Import necessary **modules**:

In [68]:
%matplotlib inline
import os
import artm
import matplotlib.pyplot as plt
import pandas as pd
import numpy as np
import csv
from tqdm import tqdm
from datetime import datetime, timedelta
from tree_sitter import Language, Parser
from glob import glob
from collections import Counter
from operator import itemgetter
from typing import List, Tuple

Write a function to get the dates.

In [69]:
def get_dates(number: int, delta: int) -> List:
    """
    Creates a list of a given number of the datetime objects with a given step.
    :param number: the amount of dates.
    :param delta: the time step between dates
    :return: a list of datetime objects.
    """
    dates = []
    date = datetime.now()
    for i in range(number):
        dates.append(date)
        date = date - timedelta(days=delta)
    dates.sort()
    return dates

In [70]:
dates = get_dates(5, 31)
print(dates)

[datetime.datetime(2019, 10, 24, 20, 23, 12, 426345), datetime.datetime(2019, 11, 24, 20, 23, 12, 426345), datetime.datetime(2019, 12, 25, 20, 23, 12, 426345), datetime.datetime(2020, 1, 25, 20, 23, 12, 426345), datetime.datetime(2020, 2, 25, 20, 23, 12, 426345)]


Write a function to checkout a repository by date.

In [19]:
def checkout_by_date(repository: str, directory: str, date: datetime) -> None:
    """
    Checkout a given repository into a folder for a given date and time.
    :param repository: address of processed project.
    :param directory: address of target directory for a checkout.
    :param date: date and time of the last commit for the checkout
    :return: None.

___

EXERCISE 1:
Please rewrite the Python notebook excerpt from "Write a function to checkout" to "date and time.", replacing "folder" with "workspace".

___

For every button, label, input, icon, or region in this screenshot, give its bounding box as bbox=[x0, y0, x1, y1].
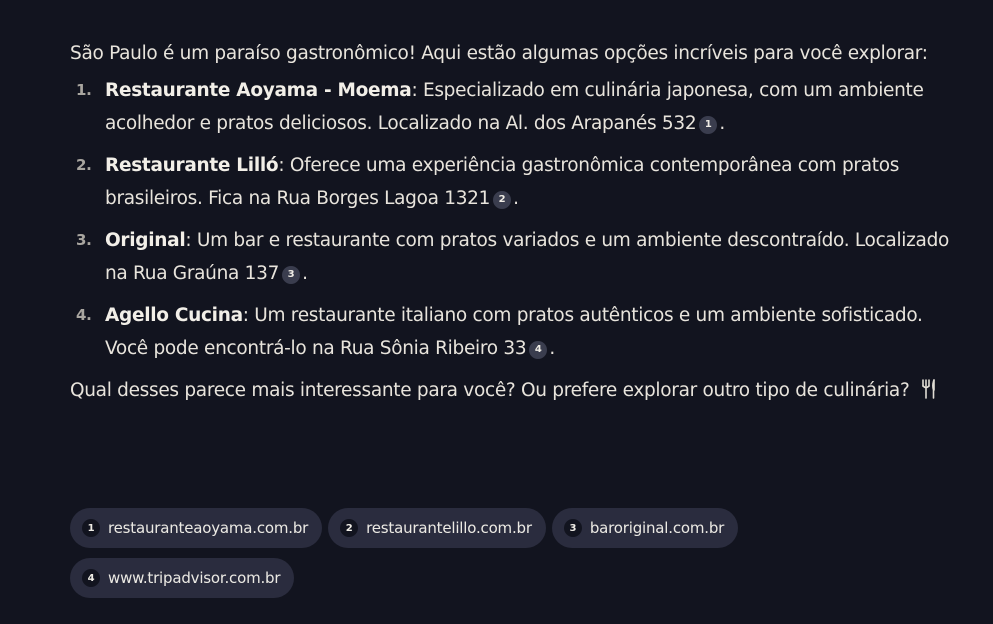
list-item: 2. Restaurante Lilló: Oferece uma experi… bbox=[70, 149, 950, 215]
assistant-message: São Paulo é um paraíso gastronômico! Aqu… bbox=[70, 37, 950, 407]
list-item-number: 3. bbox=[76, 231, 92, 249]
sentence-end: . bbox=[719, 113, 725, 134]
list-item-number: 4. bbox=[76, 306, 92, 324]
source-number-badge: 1 bbox=[82, 519, 100, 537]
source-link-label: restaurantelillo.com.br bbox=[366, 519, 532, 537]
source-chip[interactable]: 3 baroriginal.com.br bbox=[551, 508, 739, 548]
citation-badge[interactable]: 4 bbox=[529, 340, 548, 359]
source-link-label: restauranteaoyama.com.br bbox=[108, 519, 309, 537]
source-number-badge: 3 bbox=[563, 519, 582, 537]
source-link-label: baroriginal.com.br bbox=[589, 519, 725, 537]
restaurant-name: Restaurante Aoyama - Moema bbox=[105, 80, 412, 101]
source-chip[interactable]: 1 restauranteaoyama.com.br bbox=[70, 508, 323, 548]
restaurant-name: Agello Cucina bbox=[105, 305, 243, 326]
sentence-end: . bbox=[302, 263, 308, 284]
list-item-number: 1. bbox=[76, 81, 92, 99]
list-item: 1. Restaurante Aoyama - Moema: Especiali… bbox=[70, 74, 950, 140]
citation-badge[interactable]: 3 bbox=[282, 265, 301, 284]
fork-knife-icon bbox=[921, 379, 937, 401]
outro-text: Qual desses parece mais interessante par… bbox=[70, 380, 910, 401]
source-link-label: www.tripadvisor.com.br bbox=[108, 569, 281, 587]
message-outro: Qual desses parece mais interessante par… bbox=[70, 374, 950, 407]
citation-badge[interactable]: 1 bbox=[699, 115, 718, 134]
source-number-badge: 4 bbox=[82, 569, 100, 587]
source-number-badge: 2 bbox=[340, 519, 359, 537]
sentence-end: . bbox=[549, 338, 555, 359]
source-chips: 1 restauranteaoyama.com.br 2 restaurante… bbox=[70, 508, 950, 608]
message-intro: São Paulo é um paraíso gastronômico! Aqu… bbox=[70, 43, 928, 64]
restaurant-description: : Um bar e restaurante com pratos variad… bbox=[105, 230, 950, 284]
list-item-number: 2. bbox=[76, 156, 92, 174]
restaurant-name: Original bbox=[105, 230, 186, 251]
sentence-end: . bbox=[513, 188, 519, 209]
list-item: 4. Agello Cucina: Um restaurante italian… bbox=[70, 299, 950, 365]
source-chip[interactable]: 2 restaurantelillo.com.br bbox=[328, 508, 546, 548]
source-chip[interactable]: 4 www.tripadvisor.com.br bbox=[70, 558, 295, 598]
restaurant-list: 1. Restaurante Aoyama - Moema: Especiali… bbox=[70, 74, 950, 365]
list-item: 3. Original: Um bar e restaurante com pr… bbox=[70, 224, 950, 290]
restaurant-name: Restaurante Lilló bbox=[105, 155, 279, 176]
citation-badge[interactable]: 2 bbox=[493, 190, 512, 209]
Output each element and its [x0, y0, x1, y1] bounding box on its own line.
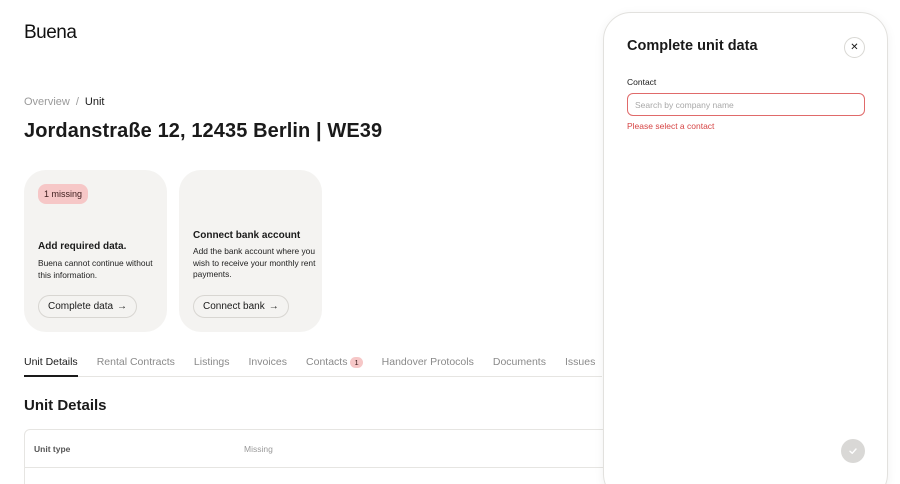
tab-documents[interactable]: Documents: [493, 356, 546, 377]
tab-issues[interactable]: Issues: [565, 356, 595, 377]
required-data-card: 1 missing Add required data. Buena canno…: [24, 170, 167, 332]
unit-details-table: Unit type Missing: [24, 429, 614, 484]
section-title: Unit Details: [24, 397, 107, 414]
row-value: Missing: [244, 443, 273, 454]
connect-bank-label: Connect bank: [203, 301, 265, 312]
tab-unit-details[interactable]: Unit Details: [24, 356, 78, 377]
arrow-right-icon: →: [268, 301, 279, 312]
contact-search-input[interactable]: [627, 93, 865, 116]
tab-invoices[interactable]: Invoices: [249, 356, 288, 377]
card-description: Add the bank account where you wish to r…: [193, 246, 316, 279]
card-title: Connect bank account: [193, 230, 301, 241]
tab-rental-contracts[interactable]: Rental Contracts: [97, 356, 175, 377]
complete-data-label: Complete data: [48, 301, 114, 312]
app-logo: Buena: [24, 22, 77, 43]
tab-bar: Unit Details Rental Contracts Listings I…: [24, 356, 602, 377]
tab-contacts[interactable]: Contacts 1: [306, 356, 363, 377]
complete-data-button[interactable]: Complete data →: [38, 295, 138, 318]
breadcrumb-unit: Unit: [84, 96, 105, 108]
breadcrumb: Overview / Unit: [24, 96, 104, 108]
connect-bank-button[interactable]: Connect bank →: [193, 295, 289, 318]
confirm-button[interactable]: [841, 439, 865, 463]
contacts-count-badge: 1: [350, 357, 363, 368]
tab-listings[interactable]: Listings: [194, 356, 230, 377]
tab-handover-protocols[interactable]: Handover Protocols: [382, 356, 474, 377]
card-title: Add required data.: [38, 241, 127, 252]
table-row: Unit type Missing: [25, 430, 613, 468]
missing-badge: 1 missing: [38, 184, 89, 204]
bank-account-card: Connect bank account Add the bank accoun…: [179, 170, 322, 332]
row-label: Unit type: [34, 443, 71, 454]
panel-title: Complete unit data: [627, 38, 758, 54]
contact-error-message: Please select a contact: [627, 121, 715, 131]
close-icon: ✕: [850, 42, 859, 53]
close-button[interactable]: ✕: [844, 37, 865, 58]
complete-unit-data-panel: Complete unit data ✕ Contact Please sele…: [603, 12, 888, 484]
arrow-right-icon: →: [117, 301, 128, 312]
breadcrumb-overview[interactable]: Overview: [24, 96, 70, 108]
breadcrumb-separator: /: [75, 96, 79, 108]
check-icon: [849, 448, 857, 454]
contact-field-label: Contact: [627, 77, 657, 87]
page-title: Jordanstraße 12, 12435 Berlin | WE39: [24, 120, 383, 142]
card-description: Buena cannot continue without this infor…: [38, 258, 153, 280]
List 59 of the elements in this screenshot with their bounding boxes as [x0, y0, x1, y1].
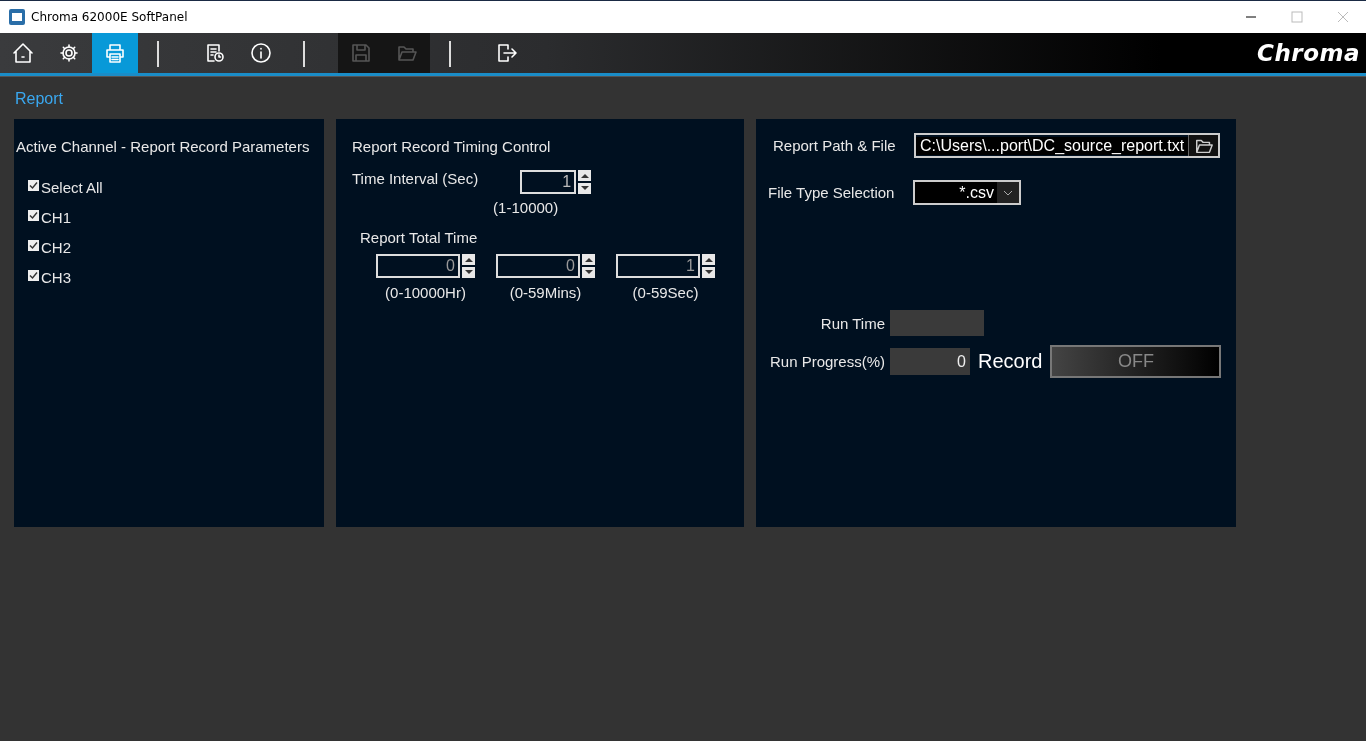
field-label: Run Progress(%) — [768, 353, 886, 370]
maximize-icon — [1291, 11, 1303, 23]
up-triangle-icon — [584, 257, 593, 262]
spin-down-button[interactable] — [702, 267, 715, 278]
range-hint: (0-10000Hr) — [385, 284, 466, 301]
spin-down-button[interactable] — [578, 183, 592, 194]
up-triangle-icon — [704, 257, 713, 262]
checkbox[interactable] — [28, 180, 39, 191]
home-icon — [12, 42, 34, 64]
run-progress-field: 0 — [890, 348, 970, 375]
caret-icon — [997, 182, 1019, 203]
number-field[interactable]: 0 — [496, 254, 580, 278]
panel-title: Active Channel - Report Record Parameters — [16, 138, 311, 155]
field-label: Time Interval (Sec) — [352, 170, 479, 189]
window-title: Chroma 62000E SoftPanel — [31, 10, 188, 24]
exit-icon — [496, 42, 518, 64]
spin-up-button[interactable] — [462, 254, 475, 265]
record-label: Record — [978, 350, 1043, 373]
checkbox[interactable] — [28, 210, 39, 221]
panel-title: Report Record Timing Control — [352, 138, 552, 155]
number-field[interactable]: 1 — [520, 170, 577, 194]
number-field[interactable]: 1 — [616, 254, 700, 278]
range-hint: (0-59Mins) — [509, 284, 582, 301]
spin-up-button[interactable] — [582, 254, 595, 265]
file-type-dropdown[interactable]: *.csv — [913, 180, 1021, 205]
range-hint: (0-59Sec) — [632, 284, 699, 301]
range-hint: (1-10000) — [493, 199, 559, 216]
printer-icon — [104, 42, 126, 64]
down-triangle-icon — [584, 270, 593, 275]
checkbox[interactable] — [28, 270, 39, 281]
close-icon — [1337, 11, 1349, 23]
spin-down-button[interactable] — [462, 267, 475, 278]
gear-icon — [58, 42, 80, 64]
field-label: Report Path & File — [773, 137, 897, 154]
up-triangle-icon — [580, 173, 589, 178]
checkbox[interactable] — [28, 240, 39, 251]
app-icon — [9, 9, 25, 25]
checkbox-option[interactable]: CH1 — [28, 207, 324, 228]
number-field[interactable]: 0 — [376, 254, 460, 278]
down-triangle-icon — [704, 270, 713, 275]
down-triangle-icon — [464, 270, 473, 275]
checkbox-option[interactable]: CH2 — [28, 237, 324, 258]
info-icon — [250, 42, 272, 64]
browse-button[interactable] — [1188, 135, 1218, 156]
field-label: Run Time — [819, 314, 886, 332]
up-triangle-icon — [464, 257, 473, 262]
spin-down-button[interactable] — [582, 267, 595, 278]
down-triangle-icon — [580, 186, 589, 191]
document-icon — [204, 42, 226, 64]
brand-logo: Chroma — [1257, 40, 1360, 66]
path-field[interactable]: C:\Users\...port\DC_source_report.txt — [914, 133, 1220, 158]
page-title: Report — [15, 90, 65, 109]
checkbox-option[interactable]: CH3 — [28, 267, 324, 288]
field-label: Report Total Time — [360, 229, 479, 246]
spin-up-button[interactable] — [578, 170, 592, 181]
field-label: File Type Selection — [768, 184, 896, 201]
record-toggle-button[interactable]: OFF — [1050, 345, 1222, 378]
spin-up-button[interactable] — [702, 254, 715, 265]
checkbox-option[interactable]: Select All — [28, 177, 324, 198]
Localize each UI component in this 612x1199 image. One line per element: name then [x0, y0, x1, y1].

___

EXERCISE 2:
Copy from the records, character for character, the lines from the line with "tab-documents[interactable]: Documents: [493, 356, 546, 377]" to the line with "row-value: Missing: [244, 443, 273, 454]", both ends included.

WORKED ANSWER 1:
Write a function to checkout a repository by date.

In [19]:
def checkout_by_date(repository: str, directory: str, date: datetime) -> None:
    """
    Checkout a given repository into a workspace for a given date and time.

WORKED ANSWER 2:
tab-documents[interactable]: Documents: [493, 356, 546, 377]
tab-issues[interactable]: Issues: [565, 356, 595, 377]
required-data-card: 1 missing Add required data. Buena canno…: [24, 170, 167, 332]
unit-details-table: Unit type Missing: [24, 429, 614, 484]
section-title: Unit Details: [24, 397, 107, 414]
row-value: Missing: [244, 443, 273, 454]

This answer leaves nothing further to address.